[Dataset items]
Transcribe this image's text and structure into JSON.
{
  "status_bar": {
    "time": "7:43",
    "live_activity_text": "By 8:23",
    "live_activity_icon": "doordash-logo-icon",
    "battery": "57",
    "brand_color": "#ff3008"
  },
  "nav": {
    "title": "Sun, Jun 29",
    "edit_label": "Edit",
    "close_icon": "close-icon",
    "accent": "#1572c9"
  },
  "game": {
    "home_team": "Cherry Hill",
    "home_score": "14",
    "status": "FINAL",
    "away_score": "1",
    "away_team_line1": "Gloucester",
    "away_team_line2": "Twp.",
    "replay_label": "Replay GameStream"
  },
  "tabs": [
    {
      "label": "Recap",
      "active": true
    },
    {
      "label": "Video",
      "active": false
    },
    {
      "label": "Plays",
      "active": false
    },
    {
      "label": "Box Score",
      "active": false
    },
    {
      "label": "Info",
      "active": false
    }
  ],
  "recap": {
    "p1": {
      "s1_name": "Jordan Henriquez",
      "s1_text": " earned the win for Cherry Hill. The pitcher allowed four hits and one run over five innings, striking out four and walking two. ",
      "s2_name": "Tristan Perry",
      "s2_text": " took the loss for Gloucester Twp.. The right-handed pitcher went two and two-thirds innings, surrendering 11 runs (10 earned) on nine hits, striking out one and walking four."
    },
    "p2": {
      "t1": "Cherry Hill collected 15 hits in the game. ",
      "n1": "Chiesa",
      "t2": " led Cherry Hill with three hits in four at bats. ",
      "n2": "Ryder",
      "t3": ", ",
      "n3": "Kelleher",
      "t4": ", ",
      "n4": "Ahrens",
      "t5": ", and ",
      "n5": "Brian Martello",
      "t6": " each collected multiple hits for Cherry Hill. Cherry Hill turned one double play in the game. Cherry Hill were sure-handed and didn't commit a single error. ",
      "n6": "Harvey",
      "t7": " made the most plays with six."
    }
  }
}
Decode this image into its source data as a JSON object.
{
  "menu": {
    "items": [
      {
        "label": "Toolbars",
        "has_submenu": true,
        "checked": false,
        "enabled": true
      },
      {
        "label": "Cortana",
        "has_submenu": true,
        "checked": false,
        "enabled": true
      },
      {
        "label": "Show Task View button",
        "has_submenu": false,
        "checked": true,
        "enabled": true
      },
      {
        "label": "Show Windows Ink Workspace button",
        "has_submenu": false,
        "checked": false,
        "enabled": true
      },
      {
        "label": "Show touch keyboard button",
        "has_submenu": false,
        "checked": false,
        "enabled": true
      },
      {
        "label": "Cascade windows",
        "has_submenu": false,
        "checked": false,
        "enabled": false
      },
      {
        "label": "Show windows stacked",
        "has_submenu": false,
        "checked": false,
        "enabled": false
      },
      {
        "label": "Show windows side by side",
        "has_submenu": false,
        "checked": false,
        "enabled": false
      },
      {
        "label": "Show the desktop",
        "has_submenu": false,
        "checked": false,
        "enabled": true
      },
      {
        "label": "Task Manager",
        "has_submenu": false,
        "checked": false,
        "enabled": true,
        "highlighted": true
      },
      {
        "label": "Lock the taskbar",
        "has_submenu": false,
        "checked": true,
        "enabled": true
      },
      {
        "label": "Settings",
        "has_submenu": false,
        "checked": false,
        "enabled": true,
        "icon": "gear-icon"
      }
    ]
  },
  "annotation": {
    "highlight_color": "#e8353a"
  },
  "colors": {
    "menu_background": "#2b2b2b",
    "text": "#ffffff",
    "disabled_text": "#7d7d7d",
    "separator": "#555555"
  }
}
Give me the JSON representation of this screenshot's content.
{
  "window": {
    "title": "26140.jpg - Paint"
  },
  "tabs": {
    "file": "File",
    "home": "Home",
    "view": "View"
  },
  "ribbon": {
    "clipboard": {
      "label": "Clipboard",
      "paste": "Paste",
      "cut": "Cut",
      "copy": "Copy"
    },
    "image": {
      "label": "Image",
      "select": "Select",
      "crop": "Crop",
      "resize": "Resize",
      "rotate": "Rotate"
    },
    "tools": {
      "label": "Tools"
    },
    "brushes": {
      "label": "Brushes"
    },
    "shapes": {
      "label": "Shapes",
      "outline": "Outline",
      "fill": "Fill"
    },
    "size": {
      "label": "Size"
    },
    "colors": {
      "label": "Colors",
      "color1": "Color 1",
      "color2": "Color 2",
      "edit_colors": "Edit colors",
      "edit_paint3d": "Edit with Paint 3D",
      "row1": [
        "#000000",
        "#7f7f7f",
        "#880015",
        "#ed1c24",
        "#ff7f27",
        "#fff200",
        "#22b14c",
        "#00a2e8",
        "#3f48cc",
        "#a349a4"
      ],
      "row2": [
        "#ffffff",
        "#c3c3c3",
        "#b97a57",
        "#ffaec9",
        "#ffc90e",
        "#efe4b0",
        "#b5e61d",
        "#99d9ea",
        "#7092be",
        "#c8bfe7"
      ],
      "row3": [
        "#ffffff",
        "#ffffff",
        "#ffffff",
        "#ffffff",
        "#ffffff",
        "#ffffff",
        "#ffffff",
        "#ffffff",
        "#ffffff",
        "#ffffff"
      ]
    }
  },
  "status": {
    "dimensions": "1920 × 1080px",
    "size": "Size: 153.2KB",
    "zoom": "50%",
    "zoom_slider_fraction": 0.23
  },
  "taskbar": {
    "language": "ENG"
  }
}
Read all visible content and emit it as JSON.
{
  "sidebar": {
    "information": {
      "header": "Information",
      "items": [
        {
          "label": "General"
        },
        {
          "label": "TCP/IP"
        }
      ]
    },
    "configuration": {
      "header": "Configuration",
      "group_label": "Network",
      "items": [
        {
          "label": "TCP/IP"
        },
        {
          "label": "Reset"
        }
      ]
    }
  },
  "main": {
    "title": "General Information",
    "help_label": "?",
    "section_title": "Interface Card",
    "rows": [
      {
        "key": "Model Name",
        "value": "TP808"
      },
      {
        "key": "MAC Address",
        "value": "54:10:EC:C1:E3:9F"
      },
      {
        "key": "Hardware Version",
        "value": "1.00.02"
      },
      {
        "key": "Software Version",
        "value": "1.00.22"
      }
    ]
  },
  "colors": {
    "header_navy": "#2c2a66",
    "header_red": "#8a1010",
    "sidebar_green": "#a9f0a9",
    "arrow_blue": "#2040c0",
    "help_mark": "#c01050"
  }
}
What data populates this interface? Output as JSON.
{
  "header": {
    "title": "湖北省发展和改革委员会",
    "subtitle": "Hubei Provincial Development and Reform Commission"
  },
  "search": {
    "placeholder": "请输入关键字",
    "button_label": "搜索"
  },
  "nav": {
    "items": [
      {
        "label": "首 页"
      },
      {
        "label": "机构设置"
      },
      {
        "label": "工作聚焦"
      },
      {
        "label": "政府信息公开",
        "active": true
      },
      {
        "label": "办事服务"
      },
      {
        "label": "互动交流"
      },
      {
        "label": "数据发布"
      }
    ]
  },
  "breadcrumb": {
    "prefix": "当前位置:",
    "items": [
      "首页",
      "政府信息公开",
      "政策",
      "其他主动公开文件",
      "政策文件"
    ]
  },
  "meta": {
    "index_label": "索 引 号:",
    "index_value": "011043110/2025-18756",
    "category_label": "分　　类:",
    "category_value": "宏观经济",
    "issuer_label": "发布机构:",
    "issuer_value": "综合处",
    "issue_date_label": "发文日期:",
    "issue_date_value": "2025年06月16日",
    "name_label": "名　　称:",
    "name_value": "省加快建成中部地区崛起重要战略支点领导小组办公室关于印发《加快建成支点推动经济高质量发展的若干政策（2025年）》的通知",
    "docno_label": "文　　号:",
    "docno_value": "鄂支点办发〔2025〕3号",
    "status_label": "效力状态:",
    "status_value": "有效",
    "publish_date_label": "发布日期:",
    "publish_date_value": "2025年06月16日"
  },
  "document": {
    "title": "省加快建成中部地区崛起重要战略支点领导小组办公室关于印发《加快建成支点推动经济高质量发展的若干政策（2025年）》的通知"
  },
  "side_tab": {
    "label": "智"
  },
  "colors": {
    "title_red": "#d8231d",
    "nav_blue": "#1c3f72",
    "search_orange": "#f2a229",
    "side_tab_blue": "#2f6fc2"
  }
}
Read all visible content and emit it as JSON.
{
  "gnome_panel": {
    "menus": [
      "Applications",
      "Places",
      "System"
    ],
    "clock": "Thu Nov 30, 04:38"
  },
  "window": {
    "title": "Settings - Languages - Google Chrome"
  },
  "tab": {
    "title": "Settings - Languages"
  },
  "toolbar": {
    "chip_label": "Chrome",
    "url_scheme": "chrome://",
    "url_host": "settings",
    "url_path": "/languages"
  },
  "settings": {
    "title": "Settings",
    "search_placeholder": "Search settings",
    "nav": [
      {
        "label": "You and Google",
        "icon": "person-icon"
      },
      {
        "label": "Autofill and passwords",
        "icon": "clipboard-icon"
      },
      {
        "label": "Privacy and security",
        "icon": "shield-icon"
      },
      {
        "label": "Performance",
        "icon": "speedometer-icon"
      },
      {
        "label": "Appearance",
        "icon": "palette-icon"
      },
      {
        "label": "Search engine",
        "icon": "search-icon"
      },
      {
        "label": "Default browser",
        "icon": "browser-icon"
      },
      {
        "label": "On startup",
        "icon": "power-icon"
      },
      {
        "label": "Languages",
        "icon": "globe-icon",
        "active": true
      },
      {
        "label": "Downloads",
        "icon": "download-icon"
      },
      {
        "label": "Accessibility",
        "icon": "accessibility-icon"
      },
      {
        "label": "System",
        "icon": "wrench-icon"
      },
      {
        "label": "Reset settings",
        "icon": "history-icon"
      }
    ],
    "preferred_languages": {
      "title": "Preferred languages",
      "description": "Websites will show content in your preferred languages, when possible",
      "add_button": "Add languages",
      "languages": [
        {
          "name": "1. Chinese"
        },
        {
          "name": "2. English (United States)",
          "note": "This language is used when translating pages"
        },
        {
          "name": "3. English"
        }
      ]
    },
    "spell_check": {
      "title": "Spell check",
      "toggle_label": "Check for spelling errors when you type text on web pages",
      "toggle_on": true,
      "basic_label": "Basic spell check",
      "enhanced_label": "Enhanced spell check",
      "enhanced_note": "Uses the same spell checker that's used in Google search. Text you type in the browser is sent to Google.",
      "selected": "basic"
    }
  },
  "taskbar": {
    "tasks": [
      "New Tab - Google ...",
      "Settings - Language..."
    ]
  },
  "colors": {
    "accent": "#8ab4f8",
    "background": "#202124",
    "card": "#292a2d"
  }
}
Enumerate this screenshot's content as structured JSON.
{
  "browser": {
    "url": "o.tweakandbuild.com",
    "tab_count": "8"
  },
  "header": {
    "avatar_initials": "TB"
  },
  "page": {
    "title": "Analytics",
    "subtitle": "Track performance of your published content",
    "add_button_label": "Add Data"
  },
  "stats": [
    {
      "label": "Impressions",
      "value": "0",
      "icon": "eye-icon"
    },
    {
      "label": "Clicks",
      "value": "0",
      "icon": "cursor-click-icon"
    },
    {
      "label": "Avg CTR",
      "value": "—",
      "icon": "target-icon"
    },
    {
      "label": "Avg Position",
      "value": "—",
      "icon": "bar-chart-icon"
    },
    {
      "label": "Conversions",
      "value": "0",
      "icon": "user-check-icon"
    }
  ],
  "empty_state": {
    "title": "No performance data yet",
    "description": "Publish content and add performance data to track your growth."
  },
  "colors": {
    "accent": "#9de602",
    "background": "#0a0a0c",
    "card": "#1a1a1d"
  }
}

TASK GOAL: The word "description" may appear on some lines. Report how many lines hold it, giving the number alone.

RIGHT ANSWER: 2